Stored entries

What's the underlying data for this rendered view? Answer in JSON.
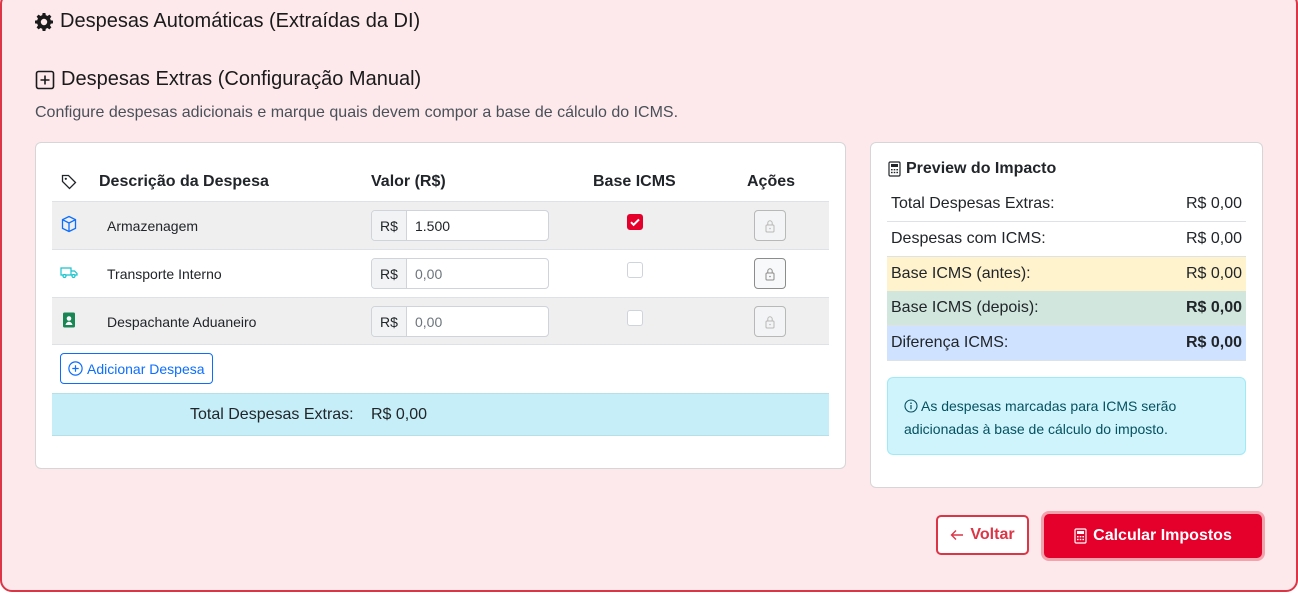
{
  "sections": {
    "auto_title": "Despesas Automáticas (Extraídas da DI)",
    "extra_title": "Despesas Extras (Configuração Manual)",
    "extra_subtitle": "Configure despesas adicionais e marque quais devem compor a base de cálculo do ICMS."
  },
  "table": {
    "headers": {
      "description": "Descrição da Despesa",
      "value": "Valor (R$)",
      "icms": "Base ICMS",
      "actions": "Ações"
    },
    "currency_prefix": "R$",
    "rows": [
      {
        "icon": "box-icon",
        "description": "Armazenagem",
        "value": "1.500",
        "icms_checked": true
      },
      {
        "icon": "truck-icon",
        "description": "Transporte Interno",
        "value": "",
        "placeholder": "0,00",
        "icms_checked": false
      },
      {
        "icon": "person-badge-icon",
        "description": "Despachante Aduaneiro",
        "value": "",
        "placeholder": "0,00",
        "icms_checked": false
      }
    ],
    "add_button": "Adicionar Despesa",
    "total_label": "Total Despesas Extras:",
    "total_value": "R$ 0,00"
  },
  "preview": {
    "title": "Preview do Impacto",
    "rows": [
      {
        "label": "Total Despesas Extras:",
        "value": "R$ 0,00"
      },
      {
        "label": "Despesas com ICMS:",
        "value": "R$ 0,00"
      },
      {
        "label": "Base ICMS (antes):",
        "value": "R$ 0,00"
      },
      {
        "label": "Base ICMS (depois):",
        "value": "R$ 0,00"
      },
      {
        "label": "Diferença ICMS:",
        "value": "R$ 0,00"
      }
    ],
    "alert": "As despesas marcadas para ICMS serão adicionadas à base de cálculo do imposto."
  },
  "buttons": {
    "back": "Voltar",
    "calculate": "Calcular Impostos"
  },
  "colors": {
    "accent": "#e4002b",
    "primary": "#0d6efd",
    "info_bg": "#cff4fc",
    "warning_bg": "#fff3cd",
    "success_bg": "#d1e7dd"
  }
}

**Given request**
Take the listing above and restate it word for word, without its pictures.

**Answer to the problem**
What's the underlying data for this rendered view? Answer in JSON.
{
  "sections": {
    "auto_title": "Despesas Automáticas (Extraídas da DI)",
    "extra_title": "Despesas Extras (Configuração Manual)",
    "extra_subtitle": "Configure despesas adicionais e marque quais devem compor a base de cálculo do ICMS."
  },
  "table": {
    "headers": {
      "description": "Descrição da Despesa",
      "value": "Valor (R$)",
      "icms": "Base ICMS",
      "actions": "Ações"
    },
    "currency_prefix": "R$",
    "rows": [
      {
        "icon": "box-icon",
        "description": "Armazenagem",
        "value": "1.500",
        "icms_checked": true
      },
      {
        "icon": "truck-icon",
        "description": "Transporte Interno",
        "value": "",
        "placeholder": "0,00",
        "icms_checked": false
      },
      {
        "icon": "person-badge-icon",
        "description": "Despachante Aduaneiro",
        "value": "",
        "placeholder": "0,00",
        "icms_checked": false
      }
    ],
    "add_button": "Adicionar Despesa",
    "total_label": "Total Despesas Extras:",
    "total_value": "R$ 0,00"
  },
  "preview": {
    "title": "Preview do Impacto",
    "rows": [
      {
        "label": "Total Despesas Extras:",
        "value": "R$ 0,00"
      },
      {
        "label": "Despesas com ICMS:",
        "value": "R$ 0,00"
      },
      {
        "label": "Base ICMS (antes):",
        "value": "R$ 0,00"
      },
      {
        "label": "Base ICMS (depois):",
        "value": "R$ 0,00"
      },
      {
        "label": "Diferença ICMS:",
        "value": "R$ 0,00"
      }
    ],
    "alert": "As despesas marcadas para ICMS serão adicionadas à base de cálculo do imposto."
  },
  "buttons": {
    "back": "Voltar",
    "calculate": "Calcular Impostos"
  },
  "colors": {
    "accent": "#e4002b",
    "primary": "#0d6efd",
    "info_bg": "#cff4fc",
    "warning_bg": "#fff3cd",
    "success_bg": "#d1e7dd"
  }
}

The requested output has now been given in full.